**ISTRUZIONI DI LAVORO 1:** Aggiorna il brano relativo ai fondi Nasko: riscrivilo partendo da "In relazione al" e arrivando fino a "fare una precisazione.", con "puntualizzazione" al posto di "precisazione".
**ISTRUZIONI DI LAVORO 2:**
In base al brano relativo ai fondi Nasko, rispondi a queste domande.
(a) Di chi è la dichiarazione?
(b) Quale ente ha fornito il dato sul fondo Nasko?
(c) Quale quota del totale del fondo ha assorbito il Cav Mangiagalli nel 2012?

**BRANO SELEZIONATO:**
----------------------------------------
Fondi Nasko. «Il Centro aiuto alla vita Mangiagalli è senz’altro un’anomalia, ma solo positiva»

Dichiarazione del presidente Fondazione IRCCS in merito al dibattito sui Fondi a tutela delle nascite. «Mi auguro possa essere tutelata e riconosciuta per il servizio sociale pubblico che evidentemente rende»

In relazione al dato fornito settimana scorsa dall’assessorato regionale alla Famiglia, secondo cui, nel 2012, il Cav Mangiagalli ha assorbito il 40% del totale del fondo Nasko e che questo rappresenta un dato anomalo, tengo a fare una precisazione.
----------------------------------------
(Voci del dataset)
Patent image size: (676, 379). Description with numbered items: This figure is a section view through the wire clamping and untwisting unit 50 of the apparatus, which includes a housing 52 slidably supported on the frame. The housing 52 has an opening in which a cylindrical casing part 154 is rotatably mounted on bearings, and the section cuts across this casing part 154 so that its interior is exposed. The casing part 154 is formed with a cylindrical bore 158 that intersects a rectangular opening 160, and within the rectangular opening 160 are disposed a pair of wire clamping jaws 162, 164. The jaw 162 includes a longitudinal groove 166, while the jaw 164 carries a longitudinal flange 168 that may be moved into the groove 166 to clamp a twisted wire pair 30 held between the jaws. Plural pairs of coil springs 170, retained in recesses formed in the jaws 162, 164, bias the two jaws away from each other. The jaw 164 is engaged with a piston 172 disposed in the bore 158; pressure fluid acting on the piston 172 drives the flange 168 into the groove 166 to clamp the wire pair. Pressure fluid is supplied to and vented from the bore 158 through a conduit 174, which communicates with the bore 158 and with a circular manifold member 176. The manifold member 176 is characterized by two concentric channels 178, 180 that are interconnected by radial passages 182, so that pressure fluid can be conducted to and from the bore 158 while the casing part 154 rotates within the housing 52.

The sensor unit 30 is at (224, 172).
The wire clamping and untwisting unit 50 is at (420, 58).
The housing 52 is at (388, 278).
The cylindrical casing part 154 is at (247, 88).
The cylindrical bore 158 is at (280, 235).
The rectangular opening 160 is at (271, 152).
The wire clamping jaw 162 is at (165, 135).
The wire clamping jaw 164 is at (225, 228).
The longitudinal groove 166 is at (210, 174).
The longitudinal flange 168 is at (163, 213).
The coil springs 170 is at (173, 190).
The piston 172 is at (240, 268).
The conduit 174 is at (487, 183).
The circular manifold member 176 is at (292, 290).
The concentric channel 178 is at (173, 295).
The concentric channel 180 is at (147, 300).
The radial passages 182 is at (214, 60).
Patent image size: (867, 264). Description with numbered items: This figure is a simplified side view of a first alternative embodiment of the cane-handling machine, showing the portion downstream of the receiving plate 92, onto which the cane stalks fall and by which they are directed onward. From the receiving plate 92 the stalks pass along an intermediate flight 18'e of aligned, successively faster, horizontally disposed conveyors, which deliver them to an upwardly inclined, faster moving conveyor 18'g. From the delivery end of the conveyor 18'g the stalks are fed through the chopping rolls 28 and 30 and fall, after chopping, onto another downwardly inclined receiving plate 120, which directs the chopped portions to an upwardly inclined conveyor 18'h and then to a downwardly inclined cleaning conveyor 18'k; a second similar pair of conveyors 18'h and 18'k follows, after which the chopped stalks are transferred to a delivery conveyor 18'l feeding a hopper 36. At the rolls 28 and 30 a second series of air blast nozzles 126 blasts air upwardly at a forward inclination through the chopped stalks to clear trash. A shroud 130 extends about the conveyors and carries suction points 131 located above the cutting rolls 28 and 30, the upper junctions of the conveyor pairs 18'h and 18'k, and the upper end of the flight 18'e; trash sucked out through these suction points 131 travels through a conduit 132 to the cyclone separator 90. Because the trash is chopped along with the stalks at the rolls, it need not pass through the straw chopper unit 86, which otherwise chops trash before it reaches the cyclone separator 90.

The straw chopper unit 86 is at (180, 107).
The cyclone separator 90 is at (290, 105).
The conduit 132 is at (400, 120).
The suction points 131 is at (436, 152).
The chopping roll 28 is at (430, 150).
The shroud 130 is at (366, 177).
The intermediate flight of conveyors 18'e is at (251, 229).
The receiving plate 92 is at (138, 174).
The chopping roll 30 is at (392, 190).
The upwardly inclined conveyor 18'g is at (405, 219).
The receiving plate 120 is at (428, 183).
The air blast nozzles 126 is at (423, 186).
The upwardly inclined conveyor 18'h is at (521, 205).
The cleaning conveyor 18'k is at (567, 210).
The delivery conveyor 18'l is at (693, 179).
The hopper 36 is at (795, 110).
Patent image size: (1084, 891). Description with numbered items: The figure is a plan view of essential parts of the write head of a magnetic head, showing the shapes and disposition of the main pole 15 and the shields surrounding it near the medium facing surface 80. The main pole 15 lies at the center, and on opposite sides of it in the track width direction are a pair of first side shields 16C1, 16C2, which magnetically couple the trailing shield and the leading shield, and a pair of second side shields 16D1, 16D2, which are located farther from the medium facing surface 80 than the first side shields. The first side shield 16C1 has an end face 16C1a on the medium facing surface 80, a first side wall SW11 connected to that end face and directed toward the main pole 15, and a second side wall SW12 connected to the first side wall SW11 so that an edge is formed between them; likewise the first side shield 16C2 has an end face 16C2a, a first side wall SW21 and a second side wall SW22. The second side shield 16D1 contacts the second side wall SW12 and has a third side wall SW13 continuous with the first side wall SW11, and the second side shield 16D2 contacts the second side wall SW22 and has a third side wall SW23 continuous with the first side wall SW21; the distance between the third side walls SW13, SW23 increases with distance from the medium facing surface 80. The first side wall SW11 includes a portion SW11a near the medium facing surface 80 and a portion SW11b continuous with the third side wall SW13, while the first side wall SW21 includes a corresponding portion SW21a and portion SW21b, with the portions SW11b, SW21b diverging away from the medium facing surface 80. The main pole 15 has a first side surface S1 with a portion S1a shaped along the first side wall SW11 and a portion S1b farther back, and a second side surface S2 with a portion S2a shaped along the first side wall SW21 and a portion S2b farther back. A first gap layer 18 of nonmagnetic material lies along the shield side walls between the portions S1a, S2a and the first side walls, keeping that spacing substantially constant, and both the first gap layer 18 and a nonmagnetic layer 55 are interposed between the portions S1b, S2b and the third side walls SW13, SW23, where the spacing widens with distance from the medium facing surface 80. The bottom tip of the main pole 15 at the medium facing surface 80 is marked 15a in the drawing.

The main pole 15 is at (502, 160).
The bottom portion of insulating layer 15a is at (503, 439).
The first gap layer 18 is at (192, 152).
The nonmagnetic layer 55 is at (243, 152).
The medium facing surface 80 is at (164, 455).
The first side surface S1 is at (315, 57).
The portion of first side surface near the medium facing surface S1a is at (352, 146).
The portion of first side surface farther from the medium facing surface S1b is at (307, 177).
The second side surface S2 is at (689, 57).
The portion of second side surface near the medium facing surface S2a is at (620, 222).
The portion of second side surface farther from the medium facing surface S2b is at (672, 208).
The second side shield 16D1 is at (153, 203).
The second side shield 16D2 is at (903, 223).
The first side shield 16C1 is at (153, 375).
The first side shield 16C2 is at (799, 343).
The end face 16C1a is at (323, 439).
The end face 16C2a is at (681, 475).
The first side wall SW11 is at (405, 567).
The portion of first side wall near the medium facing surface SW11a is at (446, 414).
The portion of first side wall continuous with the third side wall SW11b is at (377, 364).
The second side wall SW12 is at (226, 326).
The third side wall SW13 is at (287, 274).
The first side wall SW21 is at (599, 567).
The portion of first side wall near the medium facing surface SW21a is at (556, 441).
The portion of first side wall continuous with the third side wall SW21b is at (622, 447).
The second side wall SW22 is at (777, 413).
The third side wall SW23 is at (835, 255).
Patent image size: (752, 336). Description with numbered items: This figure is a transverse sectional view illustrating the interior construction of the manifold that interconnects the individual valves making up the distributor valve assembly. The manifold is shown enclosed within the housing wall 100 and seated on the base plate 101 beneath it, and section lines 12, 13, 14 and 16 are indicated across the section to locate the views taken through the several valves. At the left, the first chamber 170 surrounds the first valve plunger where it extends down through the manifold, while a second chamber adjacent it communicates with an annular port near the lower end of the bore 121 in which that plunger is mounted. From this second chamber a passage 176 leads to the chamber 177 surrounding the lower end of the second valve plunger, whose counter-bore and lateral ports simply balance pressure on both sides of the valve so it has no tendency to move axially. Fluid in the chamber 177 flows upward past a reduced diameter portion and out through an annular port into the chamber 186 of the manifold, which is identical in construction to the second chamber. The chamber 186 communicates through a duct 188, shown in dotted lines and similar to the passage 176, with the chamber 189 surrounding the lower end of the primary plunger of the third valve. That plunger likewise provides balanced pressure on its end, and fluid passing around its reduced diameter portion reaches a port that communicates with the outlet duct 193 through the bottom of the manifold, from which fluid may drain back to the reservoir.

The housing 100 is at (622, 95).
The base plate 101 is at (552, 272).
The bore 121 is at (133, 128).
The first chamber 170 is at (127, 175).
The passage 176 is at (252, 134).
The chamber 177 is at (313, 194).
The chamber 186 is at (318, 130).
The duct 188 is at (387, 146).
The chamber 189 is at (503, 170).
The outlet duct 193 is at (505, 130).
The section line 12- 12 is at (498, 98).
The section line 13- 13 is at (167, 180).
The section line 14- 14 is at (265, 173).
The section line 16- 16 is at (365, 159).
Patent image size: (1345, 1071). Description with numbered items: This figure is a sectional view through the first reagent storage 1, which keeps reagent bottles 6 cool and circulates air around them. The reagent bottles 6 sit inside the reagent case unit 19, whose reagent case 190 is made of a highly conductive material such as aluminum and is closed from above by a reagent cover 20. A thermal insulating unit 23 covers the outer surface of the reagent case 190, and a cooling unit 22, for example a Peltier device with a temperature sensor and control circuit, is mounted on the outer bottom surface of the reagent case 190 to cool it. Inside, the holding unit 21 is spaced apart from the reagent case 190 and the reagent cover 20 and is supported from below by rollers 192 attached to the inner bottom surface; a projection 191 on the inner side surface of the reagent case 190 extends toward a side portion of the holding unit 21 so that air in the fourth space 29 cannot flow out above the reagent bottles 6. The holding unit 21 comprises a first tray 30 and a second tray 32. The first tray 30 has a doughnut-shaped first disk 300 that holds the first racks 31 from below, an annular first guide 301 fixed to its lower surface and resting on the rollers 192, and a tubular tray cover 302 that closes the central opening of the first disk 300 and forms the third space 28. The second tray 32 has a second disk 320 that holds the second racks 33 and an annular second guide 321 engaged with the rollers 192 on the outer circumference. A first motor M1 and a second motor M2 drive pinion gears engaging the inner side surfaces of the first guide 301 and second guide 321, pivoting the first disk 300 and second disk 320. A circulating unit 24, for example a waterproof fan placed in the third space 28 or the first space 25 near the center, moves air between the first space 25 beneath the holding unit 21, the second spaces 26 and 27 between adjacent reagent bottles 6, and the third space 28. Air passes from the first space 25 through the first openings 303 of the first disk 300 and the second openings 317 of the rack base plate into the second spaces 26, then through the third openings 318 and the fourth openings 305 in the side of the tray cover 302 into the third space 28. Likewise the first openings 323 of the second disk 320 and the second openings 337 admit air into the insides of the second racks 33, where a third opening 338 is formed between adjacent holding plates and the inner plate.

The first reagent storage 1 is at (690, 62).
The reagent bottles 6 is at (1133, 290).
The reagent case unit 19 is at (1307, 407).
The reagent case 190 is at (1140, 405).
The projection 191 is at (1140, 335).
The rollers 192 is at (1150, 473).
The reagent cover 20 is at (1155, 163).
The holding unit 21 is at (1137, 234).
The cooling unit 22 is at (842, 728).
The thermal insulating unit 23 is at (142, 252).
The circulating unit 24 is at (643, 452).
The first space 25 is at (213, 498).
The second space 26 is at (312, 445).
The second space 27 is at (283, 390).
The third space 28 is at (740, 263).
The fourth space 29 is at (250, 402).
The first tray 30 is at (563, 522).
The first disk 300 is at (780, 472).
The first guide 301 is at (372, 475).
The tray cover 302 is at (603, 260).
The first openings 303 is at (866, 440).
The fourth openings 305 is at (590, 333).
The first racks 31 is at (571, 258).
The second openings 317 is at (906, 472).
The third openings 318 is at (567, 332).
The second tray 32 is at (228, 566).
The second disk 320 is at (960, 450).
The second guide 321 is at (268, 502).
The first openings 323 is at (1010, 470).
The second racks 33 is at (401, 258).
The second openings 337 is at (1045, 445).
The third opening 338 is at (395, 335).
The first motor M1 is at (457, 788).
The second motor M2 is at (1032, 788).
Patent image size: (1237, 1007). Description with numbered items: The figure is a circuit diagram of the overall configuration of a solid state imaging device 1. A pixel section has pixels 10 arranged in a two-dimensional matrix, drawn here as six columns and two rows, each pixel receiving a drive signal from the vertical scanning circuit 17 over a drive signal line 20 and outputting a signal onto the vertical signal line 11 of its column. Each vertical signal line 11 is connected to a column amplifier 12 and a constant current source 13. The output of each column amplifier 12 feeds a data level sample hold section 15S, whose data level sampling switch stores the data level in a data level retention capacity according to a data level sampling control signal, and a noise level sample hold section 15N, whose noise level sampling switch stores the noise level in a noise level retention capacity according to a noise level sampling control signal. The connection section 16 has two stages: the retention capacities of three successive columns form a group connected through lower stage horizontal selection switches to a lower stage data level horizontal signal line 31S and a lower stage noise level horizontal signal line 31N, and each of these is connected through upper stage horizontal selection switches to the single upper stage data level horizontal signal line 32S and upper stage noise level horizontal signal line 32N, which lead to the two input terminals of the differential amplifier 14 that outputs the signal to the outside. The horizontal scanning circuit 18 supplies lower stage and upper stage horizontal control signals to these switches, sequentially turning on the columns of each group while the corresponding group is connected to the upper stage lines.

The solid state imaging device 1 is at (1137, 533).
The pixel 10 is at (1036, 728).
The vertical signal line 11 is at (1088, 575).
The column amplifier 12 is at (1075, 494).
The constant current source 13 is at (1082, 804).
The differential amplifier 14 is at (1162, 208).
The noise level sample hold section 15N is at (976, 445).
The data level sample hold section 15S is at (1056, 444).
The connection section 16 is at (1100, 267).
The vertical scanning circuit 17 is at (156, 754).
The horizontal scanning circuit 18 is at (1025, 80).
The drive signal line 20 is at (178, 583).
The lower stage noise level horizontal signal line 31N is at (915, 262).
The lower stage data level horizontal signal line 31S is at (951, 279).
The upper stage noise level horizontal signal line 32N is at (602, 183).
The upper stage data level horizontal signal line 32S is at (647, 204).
----------------------------------------
**RISPOSTA FINALE 1:**
In relazione al dato fornito settimana scorsa dall’assessorato regionale alla Famiglia, secondo cui, nel 2012, il Cav Mangiagalli ha assorbito il 40% del totale del fondo Nasko e che questo rappresenta un dato anomalo, tengo a fare una puntualizzazione.

**RISPOSTA FINALE 2:**
(a) Del presidente Fondazione IRCCS.
(b) L'assessorato regionale alla Famiglia.
(c) Il 40%.